— DIRECTION —
The records below are to be copied word for word, with every picture left out.

[BEGIN WORKING DATA]

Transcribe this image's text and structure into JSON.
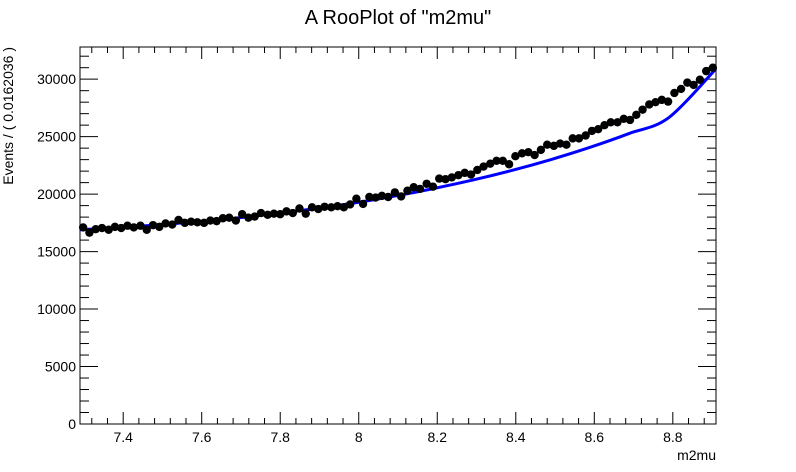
{
  "chart_data": {
    "type": "scatter",
    "title": "A RooPlot of \"m2mu\"",
    "xlabel": "m2mu",
    "ylabel": "Events / ( 0.0162036 )",
    "xlim": [
      7.29,
      8.91
    ],
    "ylim": [
      0,
      32800
    ],
    "x_ticks": [
      7.4,
      7.6,
      7.8,
      8.0,
      8.2,
      8.4,
      8.6,
      8.8
    ],
    "x_tick_labels": [
      "7.4",
      "7.6",
      "7.8",
      "8",
      "8.2",
      "8.4",
      "8.6",
      "8.8"
    ],
    "y_ticks": [
      0,
      5000,
      10000,
      15000,
      20000,
      25000,
      30000
    ],
    "y_tick_labels": [
      "0",
      "5000",
      "10000",
      "15000",
      "20000",
      "25000",
      "30000"
    ],
    "grid": false,
    "legend": "none",
    "series": [
      {
        "kind": "data-points",
        "color": "#000000",
        "x": [
          7.298,
          7.314,
          7.33,
          7.346,
          7.363,
          7.379,
          7.395,
          7.411,
          7.427,
          7.444,
          7.46,
          7.476,
          7.492,
          7.508,
          7.525,
          7.541,
          7.557,
          7.573,
          7.589,
          7.606,
          7.622,
          7.638,
          7.654,
          7.67,
          7.687,
          7.703,
          7.719,
          7.735,
          7.751,
          7.768,
          7.784,
          7.8,
          7.816,
          7.832,
          7.849,
          7.865,
          7.881,
          7.897,
          7.913,
          7.93,
          7.946,
          7.962,
          7.978,
          7.994,
          8.011,
          8.027,
          8.043,
          8.059,
          8.075,
          8.092,
          8.108,
          8.124,
          8.14,
          8.156,
          8.173,
          8.189,
          8.205,
          8.221,
          8.237,
          8.254,
          8.27,
          8.286,
          8.302,
          8.318,
          8.335,
          8.351,
          8.367,
          8.383,
          8.399,
          8.416,
          8.432,
          8.448,
          8.464,
          8.48,
          8.497,
          8.513,
          8.529,
          8.545,
          8.561,
          8.578,
          8.594,
          8.61,
          8.626,
          8.642,
          8.659,
          8.675,
          8.691,
          8.707,
          8.723,
          8.74,
          8.756,
          8.772,
          8.788,
          8.804,
          8.821,
          8.837,
          8.853,
          8.869,
          8.885,
          8.902
        ],
        "y": [
          17100,
          16650,
          16950,
          17050,
          16900,
          17150,
          17050,
          17250,
          17100,
          17250,
          16900,
          17300,
          17150,
          17450,
          17350,
          17750,
          17500,
          17600,
          17550,
          17500,
          17700,
          17650,
          17900,
          17950,
          17700,
          18250,
          17950,
          18050,
          18350,
          18200,
          18300,
          18250,
          18500,
          18350,
          18750,
          18300,
          18850,
          18700,
          18900,
          18850,
          18950,
          18850,
          19100,
          19600,
          19150,
          19750,
          19700,
          19850,
          19750,
          20150,
          19800,
          20300,
          20600,
          20450,
          20900,
          20650,
          21350,
          21300,
          21450,
          21650,
          21850,
          21700,
          22100,
          22400,
          22650,
          22900,
          22900,
          22600,
          23300,
          23550,
          23650,
          23400,
          23850,
          24300,
          24200,
          24400,
          24300,
          24850,
          24850,
          25100,
          25500,
          25650,
          26000,
          26250,
          26250,
          26550,
          26450,
          26900,
          27350,
          27800,
          28000,
          28200,
          28050,
          28800,
          29150,
          29700,
          29500,
          29950,
          30700,
          31000
        ]
      },
      {
        "kind": "fit-curve",
        "color": "#0000ff",
        "x": [
          7.29,
          7.39,
          7.49,
          7.59,
          7.69,
          7.79,
          7.89,
          7.99,
          8.09,
          8.19,
          8.29,
          8.39,
          8.49,
          8.59,
          8.69,
          8.79,
          8.91
        ],
        "y": [
          16900,
          17090,
          17330,
          17600,
          17920,
          18300,
          18740,
          19240,
          19820,
          20480,
          21220,
          22060,
          23010,
          24080,
          25290,
          26660,
          30900
        ]
      }
    ]
  }
}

[END WORKING DATA]

— THE RESPONSE —
Transcribe this image's text and structure into JSON.
{
  "chart_data": {
    "type": "scatter",
    "title": "A RooPlot of \"m2mu\"",
    "xlabel": "m2mu",
    "ylabel": "Events / ( 0.0162036 )",
    "xlim": [
      7.29,
      8.91
    ],
    "ylim": [
      0,
      32800
    ],
    "x_ticks": [
      7.4,
      7.6,
      7.8,
      8.0,
      8.2,
      8.4,
      8.6,
      8.8
    ],
    "x_tick_labels": [
      "7.4",
      "7.6",
      "7.8",
      "8",
      "8.2",
      "8.4",
      "8.6",
      "8.8"
    ],
    "y_ticks": [
      0,
      5000,
      10000,
      15000,
      20000,
      25000,
      30000
    ],
    "y_tick_labels": [
      "0",
      "5000",
      "10000",
      "15000",
      "20000",
      "25000",
      "30000"
    ],
    "grid": false,
    "legend": "none",
    "series": [
      {
        "kind": "data-points",
        "color": "#000000",
        "x": [
          7.298,
          7.314,
          7.33,
          7.346,
          7.363,
          7.379,
          7.395,
          7.411,
          7.427,
          7.444,
          7.46,
          7.476,
          7.492,
          7.508,
          7.525,
          7.541,
          7.557,
          7.573,
          7.589,
          7.606,
          7.622,
          7.638,
          7.654,
          7.67,
          7.687,
          7.703,
          7.719,
          7.735,
          7.751,
          7.768,
          7.784,
          7.8,
          7.816,
          7.832,
          7.849,
          7.865,
          7.881,
          7.897,
          7.913,
          7.93,
          7.946,
          7.962,
          7.978,
          7.994,
          8.011,
          8.027,
          8.043,
          8.059,
          8.075,
          8.092,
          8.108,
          8.124,
          8.14,
          8.156,
          8.173,
          8.189,
          8.205,
          8.221,
          8.237,
          8.254,
          8.27,
          8.286,
          8.302,
          8.318,
          8.335,
          8.351,
          8.367,
          8.383,
          8.399,
          8.416,
          8.432,
          8.448,
          8.464,
          8.48,
          8.497,
          8.513,
          8.529,
          8.545,
          8.561,
          8.578,
          8.594,
          8.61,
          8.626,
          8.642,
          8.659,
          8.675,
          8.691,
          8.707,
          8.723,
          8.74,
          8.756,
          8.772,
          8.788,
          8.804,
          8.821,
          8.837,
          8.853,
          8.869,
          8.885,
          8.902
        ],
        "y": [
          17100,
          16650,
          16950,
          17050,
          16900,
          17150,
          17050,
          17250,
          17100,
          17250,
          16900,
          17300,
          17150,
          17450,
          17350,
          17750,
          17500,
          17600,
          17550,
          17500,
          17700,
          17650,
          17900,
          17950,
          17700,
          18250,
          17950,
          18050,
          18350,
          18200,
          18300,
          18250,
          18500,
          18350,
          18750,
          18300,
          18850,
          18700,
          18900,
          18850,
          18950,
          18850,
          19100,
          19600,
          19150,
          19750,
          19700,
          19850,
          19750,
          20150,
          19800,
          20300,
          20600,
          20450,
          20900,
          20650,
          21350,
          21300,
          21450,
          21650,
          21850,
          21700,
          22100,
          22400,
          22650,
          22900,
          22900,
          22600,
          23300,
          23550,
          23650,
          23400,
          23850,
          24300,
          24200,
          24400,
          24300,
          24850,
          24850,
          25100,
          25500,
          25650,
          26000,
          26250,
          26250,
          26550,
          26450,
          26900,
          27350,
          27800,
          28000,
          28200,
          28050,
          28800,
          29150,
          29700,
          29500,
          29950,
          30700,
          31000
        ]
      },
      {
        "kind": "fit-curve",
        "color": "#0000ff",
        "x": [
          7.29,
          7.39,
          7.49,
          7.59,
          7.69,
          7.79,
          7.89,
          7.99,
          8.09,
          8.19,
          8.29,
          8.39,
          8.49,
          8.59,
          8.69,
          8.79,
          8.91
        ],
        "y": [
          16900,
          17090,
          17330,
          17600,
          17920,
          18300,
          18740,
          19240,
          19820,
          20480,
          21220,
          22060,
          23010,
          24080,
          25290,
          26660,
          30900
        ]
      }
    ]
  }
}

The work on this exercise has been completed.